(Dataset records)
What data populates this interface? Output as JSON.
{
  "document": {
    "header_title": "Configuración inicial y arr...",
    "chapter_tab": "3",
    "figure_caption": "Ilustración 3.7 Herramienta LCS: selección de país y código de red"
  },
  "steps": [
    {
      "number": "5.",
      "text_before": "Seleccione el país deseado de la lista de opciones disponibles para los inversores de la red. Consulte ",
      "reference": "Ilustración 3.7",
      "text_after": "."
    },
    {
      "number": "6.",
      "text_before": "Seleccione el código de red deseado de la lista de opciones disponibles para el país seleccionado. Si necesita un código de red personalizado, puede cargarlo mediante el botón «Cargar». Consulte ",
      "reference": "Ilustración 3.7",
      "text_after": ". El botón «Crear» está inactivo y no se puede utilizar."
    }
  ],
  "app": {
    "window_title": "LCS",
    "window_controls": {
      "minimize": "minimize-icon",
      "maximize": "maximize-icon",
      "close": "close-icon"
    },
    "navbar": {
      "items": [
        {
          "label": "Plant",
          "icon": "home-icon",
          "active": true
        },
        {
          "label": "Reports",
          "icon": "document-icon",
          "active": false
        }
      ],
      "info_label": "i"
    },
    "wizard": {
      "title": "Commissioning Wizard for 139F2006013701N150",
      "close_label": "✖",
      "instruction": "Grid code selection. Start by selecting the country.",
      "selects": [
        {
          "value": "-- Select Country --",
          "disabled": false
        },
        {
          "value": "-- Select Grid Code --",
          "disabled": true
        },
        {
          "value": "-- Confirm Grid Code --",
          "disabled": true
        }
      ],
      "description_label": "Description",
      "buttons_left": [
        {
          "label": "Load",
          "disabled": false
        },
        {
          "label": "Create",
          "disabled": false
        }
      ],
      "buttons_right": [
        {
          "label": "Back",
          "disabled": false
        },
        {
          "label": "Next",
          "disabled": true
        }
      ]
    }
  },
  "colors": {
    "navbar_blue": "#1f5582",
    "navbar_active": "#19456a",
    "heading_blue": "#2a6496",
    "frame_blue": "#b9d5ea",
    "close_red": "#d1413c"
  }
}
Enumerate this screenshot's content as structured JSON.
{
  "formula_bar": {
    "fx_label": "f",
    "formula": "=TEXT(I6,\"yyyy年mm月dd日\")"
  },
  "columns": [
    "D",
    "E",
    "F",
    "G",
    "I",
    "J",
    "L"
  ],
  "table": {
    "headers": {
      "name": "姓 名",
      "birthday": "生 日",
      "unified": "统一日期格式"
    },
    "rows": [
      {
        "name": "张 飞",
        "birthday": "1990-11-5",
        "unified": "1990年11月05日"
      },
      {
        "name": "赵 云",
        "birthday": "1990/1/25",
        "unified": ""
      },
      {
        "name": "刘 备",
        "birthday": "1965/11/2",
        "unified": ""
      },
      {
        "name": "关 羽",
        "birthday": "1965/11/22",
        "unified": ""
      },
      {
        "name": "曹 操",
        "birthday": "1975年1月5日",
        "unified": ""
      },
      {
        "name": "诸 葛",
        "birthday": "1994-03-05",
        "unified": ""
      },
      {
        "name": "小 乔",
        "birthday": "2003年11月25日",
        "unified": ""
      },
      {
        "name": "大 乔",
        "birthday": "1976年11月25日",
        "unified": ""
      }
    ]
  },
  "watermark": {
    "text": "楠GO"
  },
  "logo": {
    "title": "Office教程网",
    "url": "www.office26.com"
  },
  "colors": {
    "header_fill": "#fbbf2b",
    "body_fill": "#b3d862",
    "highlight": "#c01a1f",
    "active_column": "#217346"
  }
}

* Objective
From the records above, extract every entry verbatim.

* Final result
What data populates this interface? Output as JSON.
{
  "document": {
    "header_title": "Configuración inicial y arr...",
    "chapter_tab": "3",
    "figure_caption": "Ilustración 3.7 Herramienta LCS: selección de país y código de red"
  },
  "steps": [
    {
      "number": "5.",
      "text_before": "Seleccione el país deseado de la lista de opciones disponibles para los inversores de la red. Consulte ",
      "reference": "Ilustración 3.7",
      "text_after": "."
    },
    {
      "number": "6.",
      "text_before": "Seleccione el código de red deseado de la lista de opciones disponibles para el país seleccionado. Si necesita un código de red personalizado, puede cargarlo mediante el botón «Cargar». Consulte ",
      "reference": "Ilustración 3.7",
      "text_after": ". El botón «Crear» está inactivo y no se puede utilizar."
    }
  ],
  "app": {
    "window_title": "LCS",
    "window_controls": {
      "minimize": "minimize-icon",
      "maximize": "maximize-icon",
      "close": "close-icon"
    },
    "navbar": {
      "items": [
        {
          "label": "Plant",
          "icon": "home-icon",
          "active": true
        },
        {
          "label": "Reports",
          "icon": "document-icon",
          "active": false
        }
      ],
      "info_label": "i"
    },
    "wizard": {
      "title": "Commissioning Wizard for 139F2006013701N150",
      "close_label": "✖",
      "instruction": "Grid code selection. Start by selecting the country.",
      "selects": [
        {
          "value": "-- Select Country --",
          "disabled": false
        },
        {
          "value": "-- Select Grid Code --",
          "disabled": true
        },
        {
          "value": "-- Confirm Grid Code --",
          "disabled": true
        }
      ],
      "description_label": "Description",
      "buttons_left": [
        {
          "label": "Load",
          "disabled": false
        },
        {
          "label": "Create",
          "disabled": false
        }
      ],
      "buttons_right": [
        {
          "label": "Back",
          "disabled": false
        },
        {
          "label": "Next",
          "disabled": true
        }
      ]
    }
  },
  "colors": {
    "navbar_blue": "#1f5582",
    "navbar_active": "#19456a",
    "heading_blue": "#2a6496",
    "frame_blue": "#b9d5ea",
    "close_red": "#d1413c"
  }
}
Enumerate this screenshot's content as structured JSON.
{
  "formula_bar": {
    "fx_label": "f",
    "formula": "=TEXT(I6,\"yyyy年mm月dd日\")"
  },
  "columns": [
    "D",
    "E",
    "F",
    "G",
    "I",
    "J",
    "L"
  ],
  "table": {
    "headers": {
      "name": "姓 名",
      "birthday": "生 日",
      "unified": "统一日期格式"
    },
    "rows": [
      {
        "name": "张 飞",
        "birthday": "1990-11-5",
        "unified": "1990年11月05日"
      },
      {
        "name": "赵 云",
        "birthday": "1990/1/25",
        "unified": ""
      },
      {
        "name": "刘 备",
        "birthday": "1965/11/2",
        "unified": ""
      },
      {
        "name": "关 羽",
        "birthday": "1965/11/22",
        "unified": ""
      },
      {
        "name": "曹 操",
        "birthday": "1975年1月5日",
        "unified": ""
      },
      {
        "name": "诸 葛",
        "birthday": "1994-03-05",
        "unified": ""
      },
      {
        "name": "小 乔",
        "birthday": "2003年11月25日",
        "unified": ""
      },
      {
        "name": "大 乔",
        "birthday": "1976年11月25日",
        "unified": ""
      }
    ]
  },
  "watermark": {
    "text": "楠GO"
  },
  "logo": {
    "title": "Office教程网",
    "url": "www.office26.com"
  },
  "colors": {
    "header_fill": "#fbbf2b",
    "body_fill": "#b3d862",
    "highlight": "#c01a1f",
    "active_column": "#217346"
  }
}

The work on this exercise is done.